**Direction**
Copy out the listing that follows, exact in every word, and skip the images.
====== Material for this exercise
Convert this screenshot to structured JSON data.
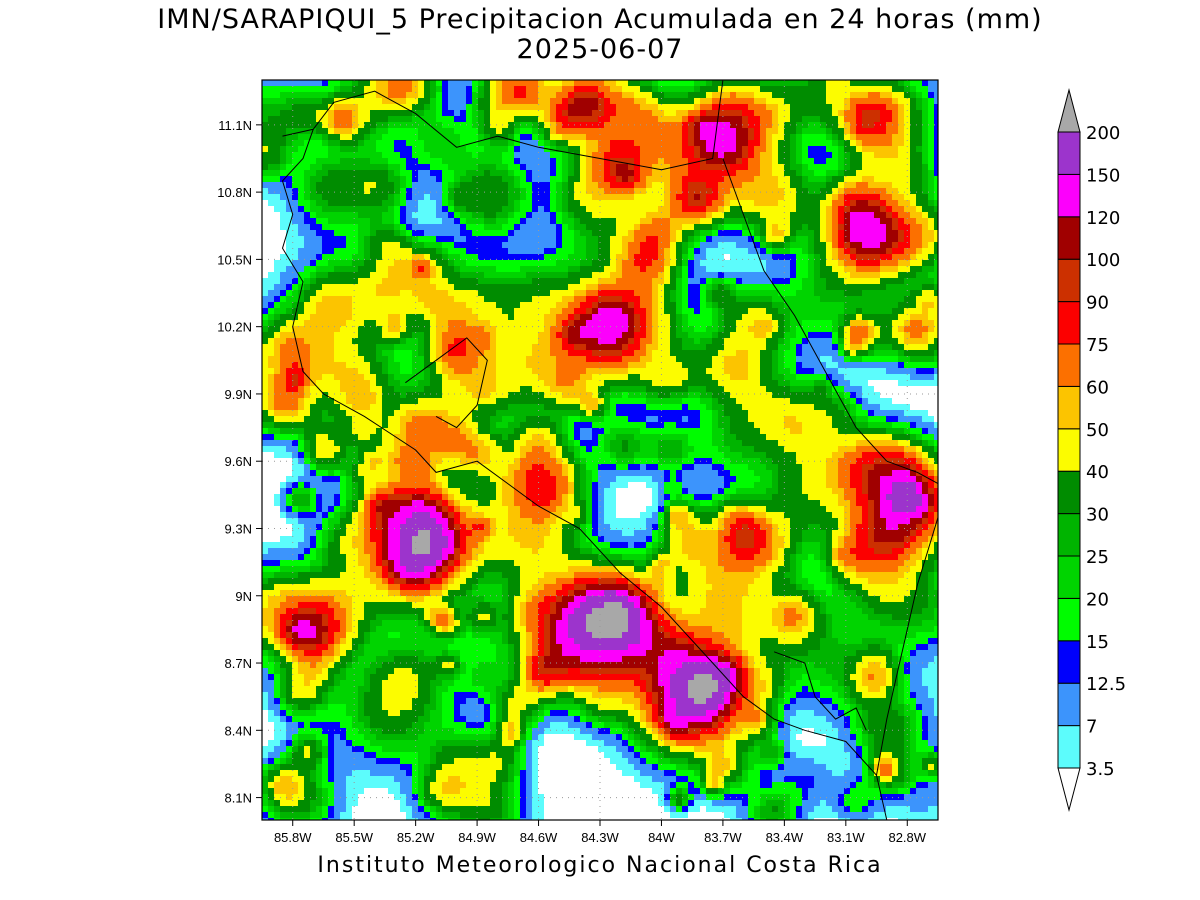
{
  "title": "IMN/SARAPIQUI_5 Precipitacion Acumulada en 24 horas (mm)",
  "date": "2025-06-07",
  "footer": "Instituto Meteorologico Nacional Costa Rica",
  "map": {
    "lon_range": [
      -85.95,
      -82.65
    ],
    "lat_range": [
      8.0,
      11.3
    ],
    "lat_ticks": [
      {
        "value": 11.1,
        "label": "11.1N"
      },
      {
        "value": 10.8,
        "label": "10.8N"
      },
      {
        "value": 10.5,
        "label": "10.5N"
      },
      {
        "value": 10.2,
        "label": "10.2N"
      },
      {
        "value": 9.9,
        "label": "9.9N"
      },
      {
        "value": 9.6,
        "label": "9.6N"
      },
      {
        "value": 9.3,
        "label": "9.3N"
      },
      {
        "value": 9.0,
        "label": "9N"
      },
      {
        "value": 8.7,
        "label": "8.7N"
      },
      {
        "value": 8.4,
        "label": "8.4N"
      },
      {
        "value": 8.1,
        "label": "8.1N"
      }
    ],
    "lon_ticks": [
      {
        "value": -85.8,
        "label": "85.8W"
      },
      {
        "value": -85.5,
        "label": "85.5W"
      },
      {
        "value": -85.2,
        "label": "85.2W"
      },
      {
        "value": -84.9,
        "label": "84.9W"
      },
      {
        "value": -84.6,
        "label": "84.6W"
      },
      {
        "value": -84.3,
        "label": "84.3W"
      },
      {
        "value": -84.0,
        "label": "84W"
      },
      {
        "value": -83.7,
        "label": "83.7W"
      },
      {
        "value": -83.4,
        "label": "83.4W"
      },
      {
        "value": -83.1,
        "label": "83.1W"
      },
      {
        "value": -82.8,
        "label": "82.8W"
      }
    ],
    "grid": true,
    "heavy_rain_areas": [
      {
        "lon": -85.2,
        "lat": 9.2,
        "max_mm": 150
      },
      {
        "lon": -84.25,
        "lat": 8.85,
        "max_mm": 150
      },
      {
        "lon": -83.85,
        "lat": 8.55,
        "max_mm": 200
      },
      {
        "lon": -83.75,
        "lat": 11.0,
        "max_mm": 120
      },
      {
        "lon": -84.3,
        "lat": 10.2,
        "max_mm": 120
      }
    ]
  },
  "legend": {
    "unit": "mm",
    "entries": [
      {
        "label": "3.5",
        "color": "#5cfcfc"
      },
      {
        "label": "7",
        "color": "#3c94fc"
      },
      {
        "label": "12.5",
        "color": "#0000fc"
      },
      {
        "label": "15",
        "color": "#00fc00"
      },
      {
        "label": "20",
        "color": "#00d400"
      },
      {
        "label": "25",
        "color": "#00b400"
      },
      {
        "label": "30",
        "color": "#008c00"
      },
      {
        "label": "40",
        "color": "#fcfc00"
      },
      {
        "label": "50",
        "color": "#fcc400"
      },
      {
        "label": "60",
        "color": "#fc7000"
      },
      {
        "label": "75",
        "color": "#fc0000"
      },
      {
        "label": "90",
        "color": "#cc3000"
      },
      {
        "label": "100",
        "color": "#a00000"
      },
      {
        "label": "120",
        "color": "#fc00fc"
      },
      {
        "label": "150",
        "color": "#9c34cc"
      },
      {
        "label": "200",
        "color": "#f4f4f4"
      }
    ],
    "below_color": "#ffffff",
    "above_color": "#a8a8a8"
  }
}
============
**Response below**
Convert this screenshot to structured JSON data.
{
  "title": "IMN/SARAPIQUI_5 Precipitacion Acumulada en 24 horas (mm)",
  "date": "2025-06-07",
  "footer": "Instituto Meteorologico Nacional Costa Rica",
  "map": {
    "lon_range": [
      -85.95,
      -82.65
    ],
    "lat_range": [
      8.0,
      11.3
    ],
    "lat_ticks": [
      {
        "value": 11.1,
        "label": "11.1N"
      },
      {
        "value": 10.8,
        "label": "10.8N"
      },
      {
        "value": 10.5,
        "label": "10.5N"
      },
      {
        "value": 10.2,
        "label": "10.2N"
      },
      {
        "value": 9.9,
        "label": "9.9N"
      },
      {
        "value": 9.6,
        "label": "9.6N"
      },
      {
        "value": 9.3,
        "label": "9.3N"
      },
      {
        "value": 9.0,
        "label": "9N"
      },
      {
        "value": 8.7,
        "label": "8.7N"
      },
      {
        "value": 8.4,
        "label": "8.4N"
      },
      {
        "value": 8.1,
        "label": "8.1N"
      }
    ],
    "lon_ticks": [
      {
        "value": -85.8,
        "label": "85.8W"
      },
      {
        "value": -85.5,
        "label": "85.5W"
      },
      {
        "value": -85.2,
        "label": "85.2W"
      },
      {
        "value": -84.9,
        "label": "84.9W"
      },
      {
        "value": -84.6,
        "label": "84.6W"
      },
      {
        "value": -84.3,
        "label": "84.3W"
      },
      {
        "value": -84.0,
        "label": "84W"
      },
      {
        "value": -83.7,
        "label": "83.7W"
      },
      {
        "value": -83.4,
        "label": "83.4W"
      },
      {
        "value": -83.1,
        "label": "83.1W"
      },
      {
        "value": -82.8,
        "label": "82.8W"
      }
    ],
    "grid": true,
    "heavy_rain_areas": [
      {
        "lon": -85.2,
        "lat": 9.2,
        "max_mm": 150
      },
      {
        "lon": -84.25,
        "lat": 8.85,
        "max_mm": 150
      },
      {
        "lon": -83.85,
        "lat": 8.55,
        "max_mm": 200
      },
      {
        "lon": -83.75,
        "lat": 11.0,
        "max_mm": 120
      },
      {
        "lon": -84.3,
        "lat": 10.2,
        "max_mm": 120
      }
    ]
  },
  "legend": {
    "unit": "mm",
    "entries": [
      {
        "label": "3.5",
        "color": "#5cfcfc"
      },
      {
        "label": "7",
        "color": "#3c94fc"
      },
      {
        "label": "12.5",
        "color": "#0000fc"
      },
      {
        "label": "15",
        "color": "#00fc00"
      },
      {
        "label": "20",
        "color": "#00d400"
      },
      {
        "label": "25",
        "color": "#00b400"
      },
      {
        "label": "30",
        "color": "#008c00"
      },
      {
        "label": "40",
        "color": "#fcfc00"
      },
      {
        "label": "50",
        "color": "#fcc400"
      },
      {
        "label": "60",
        "color": "#fc7000"
      },
      {
        "label": "75",
        "color": "#fc0000"
      },
      {
        "label": "90",
        "color": "#cc3000"
      },
      {
        "label": "100",
        "color": "#a00000"
      },
      {
        "label": "120",
        "color": "#fc00fc"
      },
      {
        "label": "150",
        "color": "#9c34cc"
      },
      {
        "label": "200",
        "color": "#f4f4f4"
      }
    ],
    "below_color": "#ffffff",
    "above_color": "#a8a8a8"
  }
}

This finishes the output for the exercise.